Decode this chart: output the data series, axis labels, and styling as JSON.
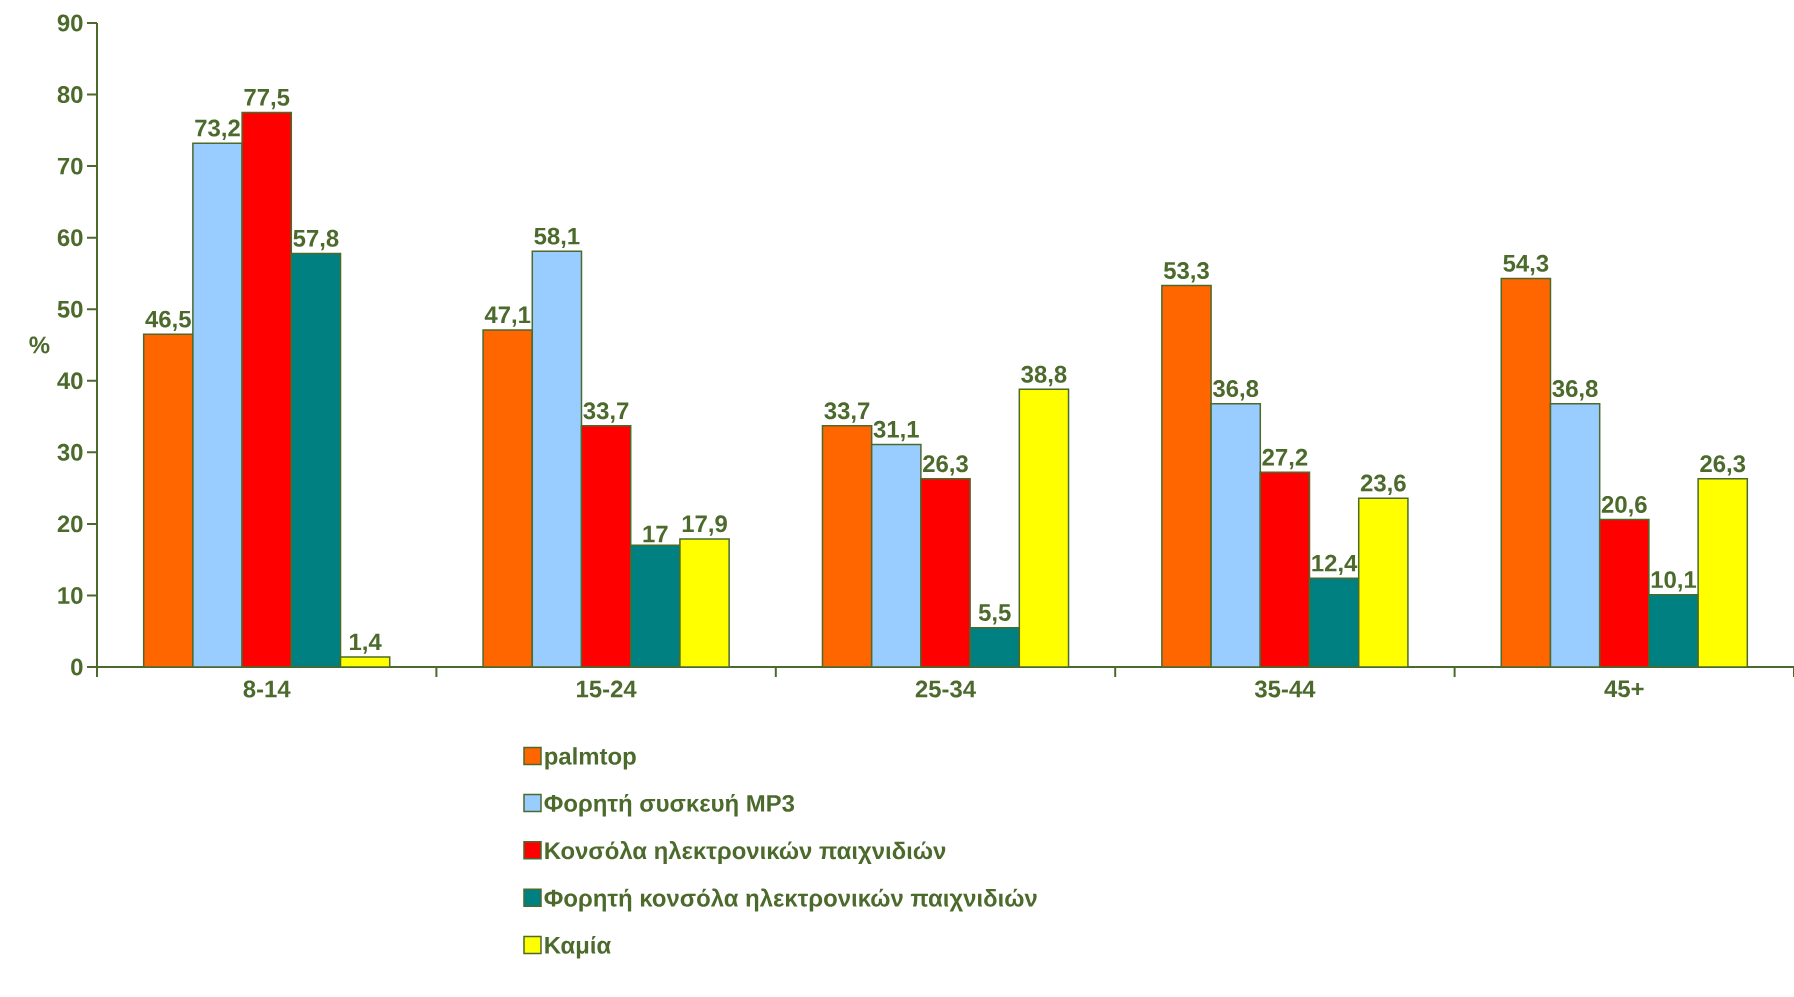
{
  "chart_data": {
    "type": "bar",
    "ylabel": "%",
    "categories": [
      "8-14",
      "15-24",
      "25-34",
      "35-44",
      "45+"
    ],
    "series": [
      {
        "name": "palmtop",
        "color": "#ff6600",
        "values": [
          46.5,
          47.1,
          33.7,
          53.3,
          54.3
        ],
        "value_labels": [
          "46,5",
          "47,1",
          "33,7",
          "53,3",
          "54,3"
        ]
      },
      {
        "name": "Φορητή συσκευή MP3",
        "color": "#99ccff",
        "values": [
          73.2,
          58.1,
          31.1,
          36.8,
          36.8
        ],
        "value_labels": [
          "73,2",
          "58,1",
          "31,1",
          "36,8",
          "36,8"
        ]
      },
      {
        "name": "Κονσόλα ηλεκτρονικών παιχνιδιών",
        "color": "#ff0000",
        "values": [
          77.5,
          33.7,
          26.3,
          27.2,
          20.6
        ],
        "value_labels": [
          "77,5",
          "33,7",
          "26,3",
          "27,2",
          "20,6"
        ]
      },
      {
        "name": "Φορητή κονσόλα ηλεκτρονικών παιχνιδιών",
        "color": "#008080",
        "values": [
          57.8,
          17,
          5.5,
          12.4,
          10.1
        ],
        "value_labels": [
          "57,8",
          "17",
          "5,5",
          "12,4",
          "10,1"
        ]
      },
      {
        "name": "Καμία",
        "color": "#ffff00",
        "values": [
          1.4,
          17.9,
          38.8,
          23.6,
          26.3
        ],
        "value_labels": [
          "1,4",
          "17,9",
          "38,8",
          "23,6",
          "26,3"
        ]
      }
    ],
    "ylim": [
      0,
      90
    ],
    "yticks": [
      0,
      10,
      20,
      30,
      40,
      50,
      60,
      70,
      80,
      90
    ],
    "legend": "bottom",
    "grid": false
  }
}
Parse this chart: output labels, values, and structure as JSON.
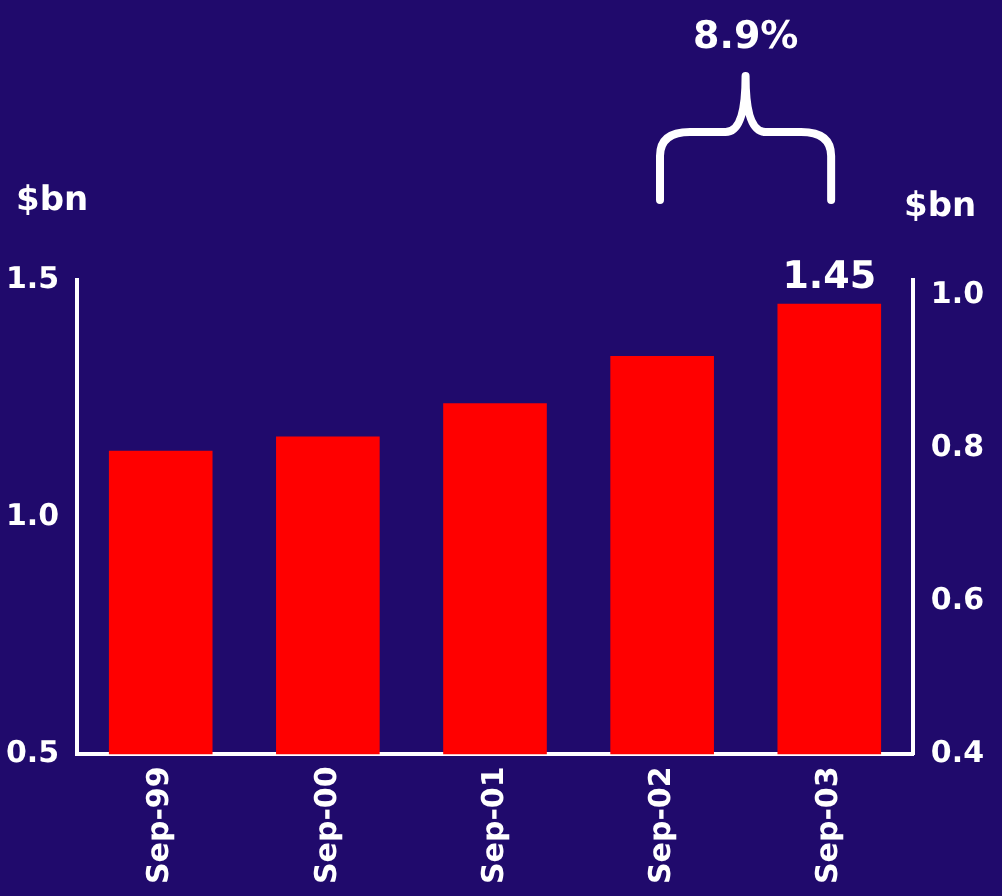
{
  "chart_data": {
    "type": "bar",
    "categories": [
      "Sep-99",
      "Sep-00",
      "Sep-01",
      "Sep-02",
      "Sep-03"
    ],
    "values": [
      1.14,
      1.17,
      1.24,
      1.34,
      1.45
    ],
    "color": "#ff0000",
    "value_labels": [
      null,
      null,
      null,
      null,
      "1.45"
    ],
    "ylabel": "$bn",
    "y2label": "$bn",
    "ylim": [
      0.5,
      1.5
    ],
    "yticks": [
      {
        "value": 0.5,
        "label": "0.5"
      },
      {
        "value": 1,
        "label": "1.0"
      },
      {
        "value": 1.5,
        "label": "1.5"
      }
    ],
    "y2lim": [
      0.4,
      1.02
    ],
    "y2ticks": [
      {
        "value": 0.4,
        "label": "0.4"
      },
      {
        "value": 0.6,
        "label": "0.6"
      },
      {
        "value": 0.8,
        "label": "0.8"
      },
      {
        "value": 1,
        "label": "1.0"
      }
    ],
    "annotations": [
      "8.9%"
    ],
    "grid": false,
    "legend": false
  }
}
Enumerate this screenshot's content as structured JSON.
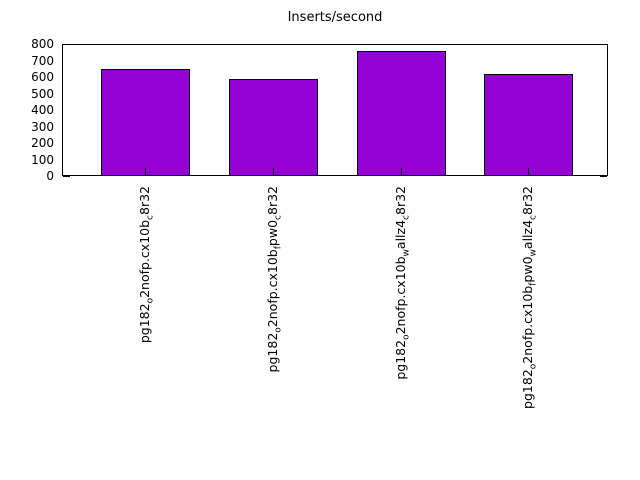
{
  "chart_data": {
    "type": "bar",
    "title": "Inserts/second",
    "categories": [
      "pg182_o2nofp.cx10b_c8r32",
      "pg182_o2nofp.cx10b_fpw0_c8r32",
      "pg182_o2nofp.cx10b_wallz4_c8r32",
      "pg182_o2nofp.cx10b_fpw0_wallz4_c8r32"
    ],
    "values": [
      650,
      590,
      755,
      620
    ],
    "xlabel": "",
    "ylabel": "",
    "ylim": [
      0,
      800
    ],
    "ytick_step": 100,
    "ytick_labels": [
      "0",
      "100",
      "200",
      "300",
      "400",
      "500",
      "600",
      "700",
      "800"
    ],
    "legend": "none",
    "grid": "off",
    "bar_color": "#9400d3",
    "bar_border_color": "#000000",
    "background_color": "#ffffff",
    "text_color": "#000000"
  }
}
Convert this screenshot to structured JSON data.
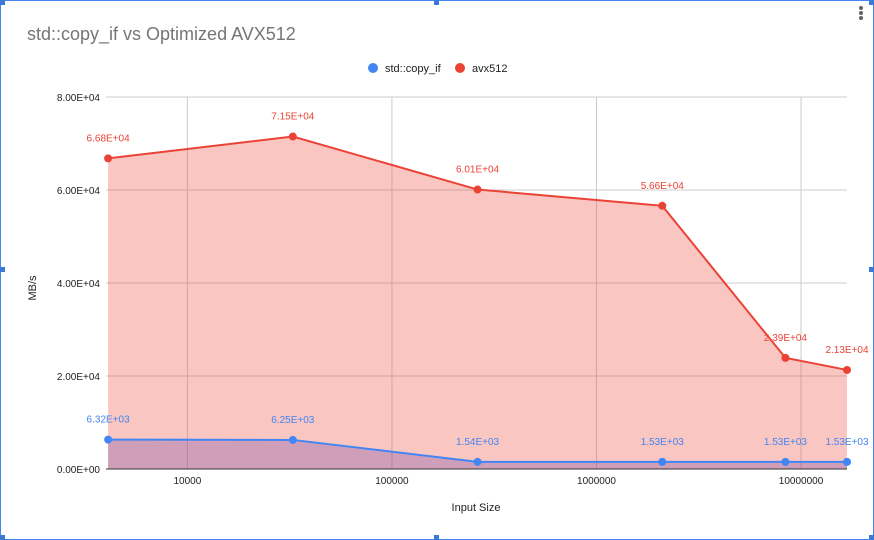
{
  "chart_data": {
    "type": "area",
    "title": "std::copy_if vs Optimized AVX512",
    "xlabel": "Input Size",
    "ylabel": "MB/s",
    "xscale": "log",
    "xlim": [
      4000,
      16777216
    ],
    "ylim": [
      0,
      80000
    ],
    "grid": true,
    "legend_position": "top",
    "x_ticks": [
      10000,
      100000,
      1000000,
      10000000
    ],
    "x_tick_labels": [
      "10000",
      "100000",
      "1000000",
      "10000000"
    ],
    "y_ticks": [
      0,
      20000,
      40000,
      60000,
      80000
    ],
    "y_tick_labels": [
      "0.00E+00",
      "2.00E+04",
      "4.00E+04",
      "6.00E+04",
      "8.00E+04"
    ],
    "x": [
      4096,
      32768,
      262144,
      2097152,
      8388608,
      16777216
    ],
    "series": [
      {
        "name": "std::copy_if",
        "color": "#4285f4",
        "values": [
          6320,
          6250,
          1540,
          1530,
          1530,
          1530
        ],
        "data_labels": [
          "6.32E+03",
          "6.25E+03",
          "1.54E+03",
          "1.53E+03",
          "1.53E+03",
          "1.53E+03"
        ]
      },
      {
        "name": "avx512",
        "color": "#ea4335",
        "values": [
          66800,
          71500,
          60100,
          56600,
          23900,
          21300
        ],
        "data_labels": [
          "6.68E+04",
          "7.15E+04",
          "6.01E+04",
          "5.66E+04",
          "2.39E+04",
          "2.13E+04"
        ]
      }
    ]
  }
}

**Requirement:**
Reproduce the material above in full, exactly, with no images.

**Full response:**
Decode this chart: output the data series, axis labels, and styling as JSON.
{
  "chart_data": {
    "type": "bar",
    "ylabel": "%",
    "categories": [
      "8-14",
      "15-24",
      "25-34",
      "35-44",
      "45+"
    ],
    "series": [
      {
        "name": "palmtop",
        "color": "#ff6600",
        "values": [
          46.5,
          47.1,
          33.7,
          53.3,
          54.3
        ],
        "value_labels": [
          "46,5",
          "47,1",
          "33,7",
          "53,3",
          "54,3"
        ]
      },
      {
        "name": "Φορητή συσκευή MP3",
        "color": "#99ccff",
        "values": [
          73.2,
          58.1,
          31.1,
          36.8,
          36.8
        ],
        "value_labels": [
          "73,2",
          "58,1",
          "31,1",
          "36,8",
          "36,8"
        ]
      },
      {
        "name": "Κονσόλα ηλεκτρονικών παιχνιδιών",
        "color": "#ff0000",
        "values": [
          77.5,
          33.7,
          26.3,
          27.2,
          20.6
        ],
        "value_labels": [
          "77,5",
          "33,7",
          "26,3",
          "27,2",
          "20,6"
        ]
      },
      {
        "name": "Φορητή κονσόλα ηλεκτρονικών παιχνιδιών",
        "color": "#008080",
        "values": [
          57.8,
          17,
          5.5,
          12.4,
          10.1
        ],
        "value_labels": [
          "57,8",
          "17",
          "5,5",
          "12,4",
          "10,1"
        ]
      },
      {
        "name": "Καμία",
        "color": "#ffff00",
        "values": [
          1.4,
          17.9,
          38.8,
          23.6,
          26.3
        ],
        "value_labels": [
          "1,4",
          "17,9",
          "38,8",
          "23,6",
          "26,3"
        ]
      }
    ],
    "ylim": [
      0,
      90
    ],
    "yticks": [
      0,
      10,
      20,
      30,
      40,
      50,
      60,
      70,
      80,
      90
    ],
    "legend": "bottom",
    "grid": false
  }
}
Parse this chart: output labels, values, and structure as JSON.
{
  "chart_data": {
    "type": "bar",
    "categories": [
      "Sep-99",
      "Sep-00",
      "Sep-01",
      "Sep-02",
      "Sep-03"
    ],
    "values": [
      1.14,
      1.17,
      1.24,
      1.34,
      1.45
    ],
    "color": "#ff0000",
    "value_labels": [
      null,
      null,
      null,
      null,
      "1.45"
    ],
    "ylabel": "$bn",
    "y2label": "$bn",
    "ylim": [
      0.5,
      1.5
    ],
    "yticks": [
      {
        "value": 0.5,
        "label": "0.5"
      },
      {
        "value": 1,
        "label": "1.0"
      },
      {
        "value": 1.5,
        "label": "1.5"
      }
    ],
    "y2lim": [
      0.4,
      1.02
    ],
    "y2ticks": [
      {
        "value": 0.4,
        "label": "0.4"
      },
      {
        "value": 0.6,
        "label": "0.6"
      },
      {
        "value": 0.8,
        "label": "0.8"
      },
      {
        "value": 1,
        "label": "1.0"
      }
    ],
    "annotations": [
      "8.9%"
    ],
    "grid": false,
    "legend": false
  }
}
Enumerate this screenshot's content as structured JSON.
{
  "chart_data": {
    "type": "bar",
    "title": "Inserts/second",
    "categories": [
      "pg182_o2nofp.cx10b_c8r32",
      "pg182_o2nofp.cx10b_fpw0_c8r32",
      "pg182_o2nofp.cx10b_wallz4_c8r32",
      "pg182_o2nofp.cx10b_fpw0_wallz4_c8r32"
    ],
    "values": [
      650,
      590,
      755,
      620
    ],
    "xlabel": "",
    "ylabel": "",
    "ylim": [
      0,
      800
    ],
    "ytick_step": 100,
    "ytick_labels": [
      "0",
      "100",
      "200",
      "300",
      "400",
      "500",
      "600",
      "700",
      "800"
    ],
    "legend": "none",
    "grid": "off",
    "bar_color": "#9400d3",
    "bar_border_color": "#000000",
    "background_color": "#ffffff",
    "text_color": "#000000"
  }
}
Convert this screenshot to structured JSON data.
{
  "chart_data": {
    "type": "area",
    "title": "std::copy_if vs Optimized AVX512",
    "xlabel": "Input Size",
    "ylabel": "MB/s",
    "xscale": "log",
    "xlim": [
      4000,
      16777216
    ],
    "ylim": [
      0,
      80000
    ],
    "grid": true,
    "legend_position": "top",
    "x_ticks": [
      10000,
      100000,
      1000000,
      10000000
    ],
    "x_tick_labels": [
      "10000",
      "100000",
      "1000000",
      "10000000"
    ],
    "y_ticks": [
      0,
      20000,
      40000,
      60000,
      80000
    ],
    "y_tick_labels": [
      "0.00E+00",
      "2.00E+04",
      "4.00E+04",
      "6.00E+04",
      "8.00E+04"
    ],
    "x": [
      4096,
      32768,
      262144,
      2097152,
      8388608,
      16777216
    ],
    "series": [
      {
        "name": "std::copy_if",
        "color": "#4285f4",
        "values": [
          6320,
          6250,
          1540,
          1530,
          1530,
          1530
        ],
        "data_labels": [
          "6.32E+03",
          "6.25E+03",
          "1.54E+03",
          "1.53E+03",
          "1.53E+03",
          "1.53E+03"
        ]
      },
      {
        "name": "avx512",
        "color": "#ea4335",
        "values": [
          66800,
          71500,
          60100,
          56600,
          23900,
          21300
        ],
        "data_labels": [
          "6.68E+04",
          "7.15E+04",
          "6.01E+04",
          "5.66E+04",
          "2.39E+04",
          "2.13E+04"
        ]
      }
    ]
  }
}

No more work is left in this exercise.